▶ [Items listed in a dataset]

——

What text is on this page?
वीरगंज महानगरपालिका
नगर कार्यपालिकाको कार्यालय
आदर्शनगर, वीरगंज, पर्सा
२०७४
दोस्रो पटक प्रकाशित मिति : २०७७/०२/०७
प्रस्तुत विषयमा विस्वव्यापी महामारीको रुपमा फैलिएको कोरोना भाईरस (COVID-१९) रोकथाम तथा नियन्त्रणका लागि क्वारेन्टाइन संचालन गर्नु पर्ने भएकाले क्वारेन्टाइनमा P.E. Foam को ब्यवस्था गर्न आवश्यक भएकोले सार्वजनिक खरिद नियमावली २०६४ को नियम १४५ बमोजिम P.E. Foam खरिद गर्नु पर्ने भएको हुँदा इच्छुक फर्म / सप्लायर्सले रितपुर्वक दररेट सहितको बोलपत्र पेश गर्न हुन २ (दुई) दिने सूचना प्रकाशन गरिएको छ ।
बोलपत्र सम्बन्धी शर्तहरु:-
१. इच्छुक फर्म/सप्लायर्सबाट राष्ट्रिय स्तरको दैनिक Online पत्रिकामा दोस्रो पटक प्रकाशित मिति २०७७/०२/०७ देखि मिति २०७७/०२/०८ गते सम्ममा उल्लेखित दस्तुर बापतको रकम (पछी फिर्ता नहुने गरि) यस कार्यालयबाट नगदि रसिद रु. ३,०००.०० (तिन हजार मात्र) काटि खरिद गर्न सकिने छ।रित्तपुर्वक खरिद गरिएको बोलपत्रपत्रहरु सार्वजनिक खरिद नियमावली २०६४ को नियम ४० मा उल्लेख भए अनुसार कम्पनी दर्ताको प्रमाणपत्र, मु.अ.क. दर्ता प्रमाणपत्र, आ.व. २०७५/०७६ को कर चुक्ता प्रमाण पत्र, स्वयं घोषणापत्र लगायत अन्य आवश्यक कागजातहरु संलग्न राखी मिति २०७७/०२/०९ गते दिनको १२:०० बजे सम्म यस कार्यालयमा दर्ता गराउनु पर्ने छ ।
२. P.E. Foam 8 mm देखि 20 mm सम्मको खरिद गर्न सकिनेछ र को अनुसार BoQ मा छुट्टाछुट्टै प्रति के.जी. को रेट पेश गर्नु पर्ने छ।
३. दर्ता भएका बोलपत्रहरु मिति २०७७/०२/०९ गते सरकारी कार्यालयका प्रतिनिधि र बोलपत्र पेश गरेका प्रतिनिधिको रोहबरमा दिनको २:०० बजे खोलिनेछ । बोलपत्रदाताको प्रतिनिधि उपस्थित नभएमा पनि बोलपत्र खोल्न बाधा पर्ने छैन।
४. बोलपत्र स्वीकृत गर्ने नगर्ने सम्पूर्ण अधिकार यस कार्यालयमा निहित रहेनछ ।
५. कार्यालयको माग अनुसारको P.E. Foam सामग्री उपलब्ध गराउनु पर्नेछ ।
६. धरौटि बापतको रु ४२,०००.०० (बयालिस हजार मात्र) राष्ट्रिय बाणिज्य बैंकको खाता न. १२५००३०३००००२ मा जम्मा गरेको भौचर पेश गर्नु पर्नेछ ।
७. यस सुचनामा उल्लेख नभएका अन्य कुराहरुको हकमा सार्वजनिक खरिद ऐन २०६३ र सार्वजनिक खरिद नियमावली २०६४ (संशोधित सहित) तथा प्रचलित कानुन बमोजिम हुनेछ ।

——

▶ [What is required] All of the entries above should be written out again exactly.

▶ [Solution for this task]
What text is on this page?
वीरगंज महानगरपालिका
नगर कार्यपालिकाको कार्यालय
आदर्शनगर, वीरगंज, पर्सा
२०७४
दोस्रो पटक प्रकाशित मिति : २०७७/०२/०७
प्रस्तुत विषयमा विस्वव्यापी महामारीको रुपमा फैलिएको कोरोना भाईरस (COVID-१९) रोकथाम तथा नियन्त्रणका लागि क्वारेन्टाइन संचालन गर्नु पर्ने भएकाले क्वारेन्टाइनमा P.E. Foam को ब्यवस्था गर्न आवश्यक भएकोले सार्वजनिक खरिद नियमावली २०६४ को नियम १४५ बमोजिम P.E. Foam खरिद गर्नु पर्ने भएको हुँदा इच्छुक फर्म / सप्लायर्सले रितपुर्वक दररेट सहितको बोलपत्र पेश गर्न हुन २ (दुई) दिने सूचना प्रकाशन गरिएको छ ।
बोलपत्र सम्बन्धी शर्तहरु:-
१. इच्छुक फर्म/सप्लायर्सबाट राष्ट्रिय स्तरको दैनिक Online पत्रिकामा दोस्रो पटक प्रकाशित मिति २०७७/०२/०७ देखि मिति २०७७/०२/०८ गते सम्ममा उल्लेखित दस्तुर बापतको रकम (पछी फिर्ता नहुने गरि) यस कार्यालयबाट नगदि रसिद रु. ३,०००.०० (तिन हजार मात्र) काटि खरिद गर्न सकिने छ।रित्तपुर्वक खरिद गरिएको बोलपत्रपत्रहरु सार्वजनिक खरिद नियमावली २०६४ को नियम ४० मा उल्लेख भए अनुसार कम्पनी दर्ताको प्रमाणपत्र, मु.अ.क. दर्ता प्रमाणपत्र, आ.व. २०७५/०७६ को कर चुक्ता प्रमाण पत्र, स्वयं घोषणापत्र लगायत अन्य आवश्यक कागजातहरु संलग्न राखी मिति २०७७/०२/०९ गते दिनको १२:०० बजे सम्म यस कार्यालयमा दर्ता गराउनु पर्ने छ ।
२. P.E. Foam 8 mm देखि 20 mm सम्मको खरिद गर्न सकिनेछ र को अनुसार BoQ मा छुट्टाछुट्टै प्रति के.जी. को रेट पेश गर्नु पर्ने छ।
३. दर्ता भएका बोलपत्रहरु मिति २०७७/०२/०९ गते सरकारी कार्यालयका प्रतिनिधि र बोलपत्र पेश गरेका प्रतिनिधिको रोहबरमा दिनको २:०० बजे खोलिनेछ । बोलपत्रदाताको प्रतिनिधि उपस्थित नभएमा पनि बोलपत्र खोल्न बाधा पर्ने छैन।
४. बोलपत्र स्वीकृत गर्ने नगर्ने सम्पूर्ण अधिकार यस कार्यालयमा निहित रहेनछ ।
५. कार्यालयको माग अनुसारको P.E. Foam सामग्री उपलब्ध गराउनु पर्नेछ ।
६. धरौटि बापतको रु ४२,०००.०० (बयालिस हजार मात्र) राष्ट्रिय बाणिज्य बैंकको खाता न. १२५००३०३००००२ मा जम्मा गरेको भौचर पेश गर्नु पर्नेछ ।
७. यस सुचनामा उल्लेख नभएका अन्य कुराहरुको हकमा सार्वजनिक खरिद ऐन २०६३ र सार्वजनिक खरिद नियमावली २०६४ (संशोधित सहित) तथा प्रचलित कानुन बमोजिम हुनेछ ।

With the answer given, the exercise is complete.